[Collected data entries]
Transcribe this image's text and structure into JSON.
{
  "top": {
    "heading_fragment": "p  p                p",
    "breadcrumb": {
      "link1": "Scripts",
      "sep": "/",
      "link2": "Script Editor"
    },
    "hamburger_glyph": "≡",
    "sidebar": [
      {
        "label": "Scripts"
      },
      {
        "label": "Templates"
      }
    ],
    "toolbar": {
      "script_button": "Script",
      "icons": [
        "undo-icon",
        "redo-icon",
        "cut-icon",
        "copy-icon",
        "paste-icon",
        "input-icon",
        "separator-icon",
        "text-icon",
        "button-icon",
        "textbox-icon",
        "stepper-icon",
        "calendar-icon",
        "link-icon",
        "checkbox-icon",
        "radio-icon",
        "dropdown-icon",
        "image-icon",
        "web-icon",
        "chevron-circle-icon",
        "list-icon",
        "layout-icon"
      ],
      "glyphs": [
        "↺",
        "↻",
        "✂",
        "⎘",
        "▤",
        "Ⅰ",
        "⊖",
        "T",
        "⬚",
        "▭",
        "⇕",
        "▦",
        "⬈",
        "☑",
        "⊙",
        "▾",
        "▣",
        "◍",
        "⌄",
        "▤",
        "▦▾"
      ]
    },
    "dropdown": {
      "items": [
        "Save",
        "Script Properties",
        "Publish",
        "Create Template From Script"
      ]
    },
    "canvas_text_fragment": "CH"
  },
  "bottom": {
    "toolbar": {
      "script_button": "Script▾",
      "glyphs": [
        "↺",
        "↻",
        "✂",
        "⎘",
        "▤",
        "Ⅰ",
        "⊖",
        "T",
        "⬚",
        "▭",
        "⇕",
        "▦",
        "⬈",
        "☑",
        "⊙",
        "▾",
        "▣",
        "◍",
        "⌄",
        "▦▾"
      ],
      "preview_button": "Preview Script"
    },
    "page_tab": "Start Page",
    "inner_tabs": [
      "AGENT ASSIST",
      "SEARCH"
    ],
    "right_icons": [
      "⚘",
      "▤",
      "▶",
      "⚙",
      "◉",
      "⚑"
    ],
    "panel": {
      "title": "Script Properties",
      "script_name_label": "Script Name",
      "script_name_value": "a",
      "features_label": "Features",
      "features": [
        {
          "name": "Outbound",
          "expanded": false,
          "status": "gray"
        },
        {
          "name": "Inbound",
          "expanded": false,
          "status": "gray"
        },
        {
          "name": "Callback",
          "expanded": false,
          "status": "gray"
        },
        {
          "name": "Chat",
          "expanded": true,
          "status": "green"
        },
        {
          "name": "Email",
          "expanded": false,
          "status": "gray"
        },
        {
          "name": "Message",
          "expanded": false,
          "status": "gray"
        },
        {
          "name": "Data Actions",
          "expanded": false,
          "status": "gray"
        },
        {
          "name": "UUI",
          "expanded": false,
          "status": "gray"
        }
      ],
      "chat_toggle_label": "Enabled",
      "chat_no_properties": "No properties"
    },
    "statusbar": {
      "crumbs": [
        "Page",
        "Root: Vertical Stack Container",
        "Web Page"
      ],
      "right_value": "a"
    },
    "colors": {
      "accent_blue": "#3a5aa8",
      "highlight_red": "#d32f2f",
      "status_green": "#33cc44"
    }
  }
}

- Problem details: Scan the material above and determine how many lines include the word "image"; report only the number.

- Correct response: 2